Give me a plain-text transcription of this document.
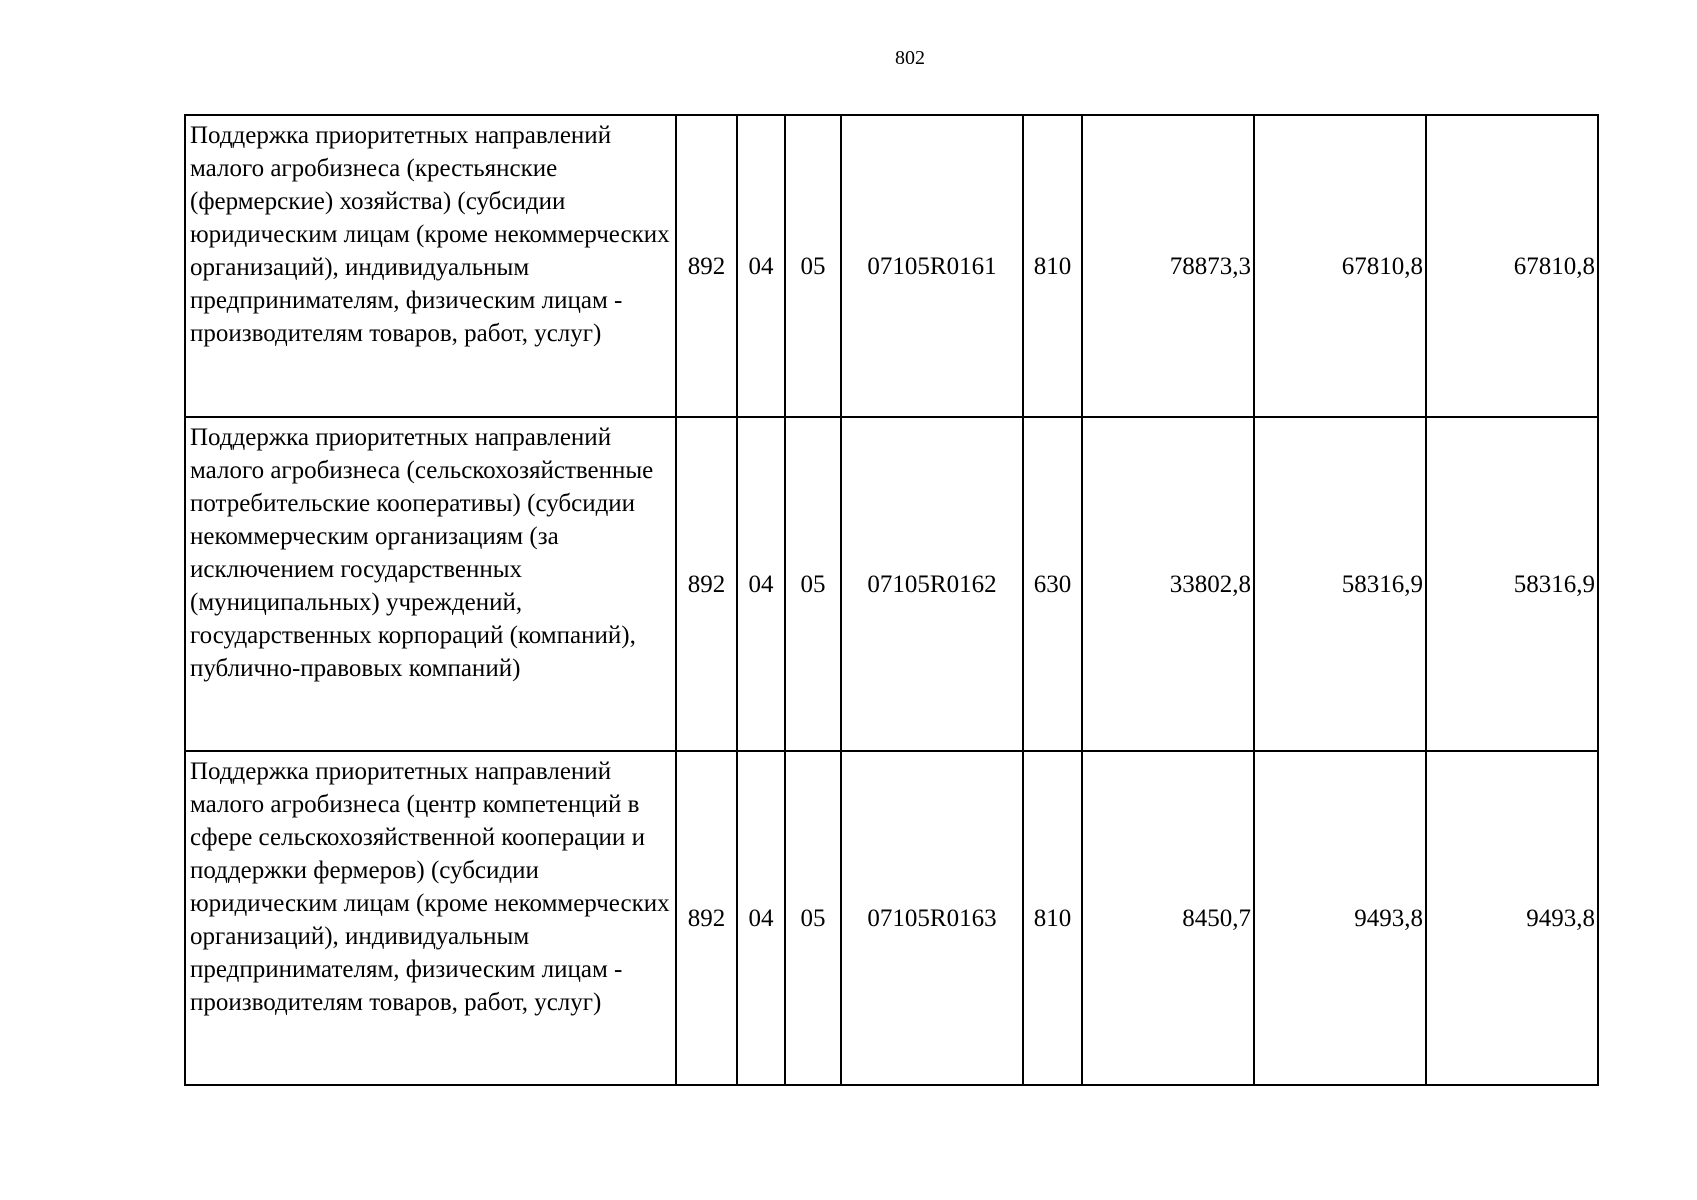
802
Поддержка приоритетных направлений малого агробизнеса (крестьянские (фермерские) хозяйства) (субсидии юридическим лицам (кроме некоммерческих организаций), индивидуальным предпринимателям, физическим лицам - производителям товаров, работ, услуг)	892	04	05	07105R0161	810	78873,3	67810,8	67810,8
Поддержка приоритетных направлений малого агробизнеса (сельскохозяйственные потребительские кооперативы) (субсидии некоммерческим организациям (за исключением государственных (муниципальных) учреждений, государственных корпораций (компаний), публично-правовых компаний)	892	04	05	07105R0162	630	33802,8	58316,9	58316,9
Поддержка приоритетных направлений малого агробизнеса (центр компетенций в сфере сельскохозяйственной кооперации и поддержки фермеров) (субсидии юридическим лицам (кроме некоммерческих организаций), индивидуальным предпринимателям, физическим лицам - производителям товаров, работ, услуг)	892	04	05	07105R0163	810	8450,7	9493,8	9493,8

#####

**What is needed:** Find each line that has the word "организаций", then copy it out.

**Result of the exercise:**
Поддержка приоритетных направлений малого агробизнеса (крестьянские (фермерские) хозяйства) (субсидии юридическим лицам (кроме некоммерческих организаций), индивидуальным предпринимателям, физическим лицам - производителям товаров, работ, услуг)	892	04	05	07105R0161	810	78873,3	67810,8	67810,8
Поддержка приоритетных направлений малого агробизнеса (центр компетенций в сфере сельскохозяйственной кооперации и поддержки фермеров) (субсидии юридическим лицам (кроме некоммерческих организаций), индивидуальным предпринимателям, физическим лицам - производителям товаров, работ, услуг)	892	04	05	07105R0163	810	8450,7	9493,8	9493,8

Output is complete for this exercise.